## Exercise description:
Identify every line in the records below that contains the word "经滤波后供给负载", and copy each of those lines.

## Data supplied:
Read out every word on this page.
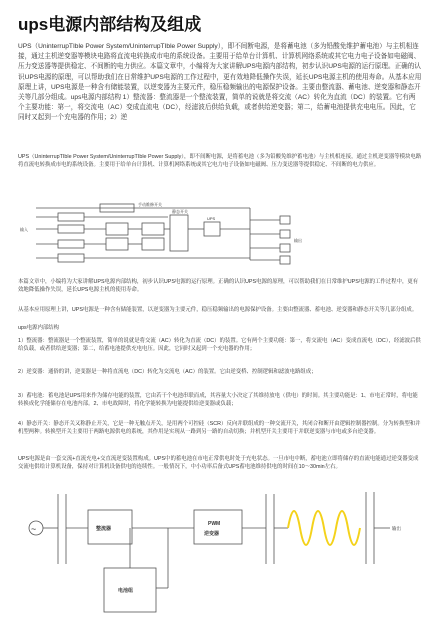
ups电源内部结构及组成

UPS（UninterrupTIble Power System/UninterrupTIble Power Supply），即不间断电源，是将蓄电池（多为铅酸免维护蓄电池）与主机相连接，通过主机逆变器等模块电路将直流电转换成市电的系统设备。主要用于给单台计算机、计算机网络系统或其它电力电子设备如电磁阀、压力变送器等提供稳定、不间断的电力供应。本篇文章中，小编将为大家讲解UPS电源内部结构，初步认识UPS电源的运行原理。正确的认识UPS电源的原理，可以帮助我们在日常维护UPS电源的工作过程中，更有效地降低操作失误，延长UPS电源主机的使用寿命。从基本应用原理上讲，UPS电源是一种含有储能装置，以逆变器为主要元件，稳压稳频输出的电源保护设备。主要由整流器、蓄电池、逆变器和静态开关等几部分组成。ups电源内部结构 1）整流器：整流器是一个整流装置，简单的说就是将交流（AC）转化为直流（DC）的装置。它有两个主要功能：第一，将交流电（AC）变成直流电（DC），经滤波后供给负载，或者供给逆变器；第二，给蓄电池提供充电电压。因此，它同时又起到一个充电器的作用；2）逆

UPS（UninterrupTIble Power System/UninterrupTIble Power Supply），即不间断电源，是将蓄电池（多为铅酸免维护蓄电池）与主机相连接，通过主机逆变器等模块电路将直流电转换成市电的系统设备。主要用于给单台计算机、计算机网络系统或其它电力电子设备如电磁阀、压力变送器等提供稳定、不间断的电力供应。

手动维修开关
静态开关
UPS
输入
输出

本篇文章中，小编将为大家讲解UPS电源内部结构，初步认识UPS电源的运行原理。正确的认识UPS电源的原理，可以帮助我们在日常维护UPS电源的工作过程中，更有效地降低操作失误，延长UPS电源主机的使用寿命。

从基本应用原理上讲，UPS电源是一种含有储能装置，以逆变器为主要元件，稳压稳频输出的电源保护设备。主要由整流器、蓄电池、逆变器和静态开关等几部分组成。

ups电源内部结构

1）整流器：整流器是一个整流装置，简单的说就是将交流（AC）转化为直流（DC）的装置。它有两个主要功能：第一，将交流电（AC）变成直流电（DC），经滤波后供给负载，或者供给逆变器；第二，给蓄电池提供充电电压。因此，它同时又起到一个充电器的作用；

2）逆变器：通俗的讲，逆变器是一种将直流电（DC）转化为交流电（AC）的装置。它由逆变桥、控制逻辑和滤波电路组成；

3）蓄电池：蓄电池是UPS用来作为储存电能的装置，它由若干个电池串联而成，其容量大小决定了其维持放电（供电）的时间。其主要功能是：1、市电正常时，将电能转换成化学能储存在电池内部。2、市电故障时，将化学能转换为电能提供给逆变器或负载；

4）静态开关：静态开关又称静止开关，它是一种无触点开关，是用两个可控硅（SCR）反向并联组成的一种交流开关，其闭合和断开由逻辑控制器控制。分为转换型和并机型两种。转换型开关主要用于两路电源供电的系统，其作用是实现从一路到另一路的自动切换；并机型开关主要用于并联逆变器与市电或多台逆变器。

UPS电源是由一套交流+直流充电+交直流逆变装置构成。UPS中的蓄电池在市电正常供电时处于充电状态。一旦市电中断，蓄电池立即将储存的直流电能通过逆变器变成交流电供给计算机设备，保持对计算机设备供电的连续性。一般情况下，中小功率后备式UPS蓄电池维持供电的时间在10～30min左右。

~	整流器
PWM
逆变器
电池组
输出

## The result:
UPS（UninterrupTIble Power System/UninterrupTIble Power Supply），即不间断电源，是将蓄电池（多为铅酸免维护蓄电池）与主机相连接，通过主机逆变器等模块电路将直流电转换成市电的系统设备。主要用于给单台计算机、计算机网络系统或其它电力电子设备如电磁阀、压力变送器等提供稳定、不间断的电力供应。本篇文章中，小编将为大家讲解UPS电源内部结构，初步认识UPS电源的运行原理。正确的认识UPS电源的原理，可以帮助我们在日常维护UPS电源的工作过程中，更有效地降低操作失误，延长UPS电源主机的使用寿命。从基本应用原理上讲，UPS电源是一种含有储能装置，以逆变器为主要元件，稳压稳频输出的电源保护设备。主要由整流器、蓄电池、逆变器和静态开关等几部分组成。ups电源内部结构 1）整流器：整流器是一个整流装置，简单的说就是将交流（AC）转化为直流（DC）的装置。它有两个主要功能：第一，将交流电（AC）变成直流电（DC），经滤波后供给负载，或者供给逆变器；第二，给蓄电池提供充电电压。因此，它同时又起到一个充电器的作用；2）逆
1）整流器：整流器是一个整流装置，简单的说就是将交流（AC）转化为直流（DC）的装置。它有两个主要功能：第一，将交流电（AC）变成直流电（DC），经滤波后供给负载，或者供给逆变器；第二，给蓄电池提供充电电压。因此，它同时又起到一个充电器的作用；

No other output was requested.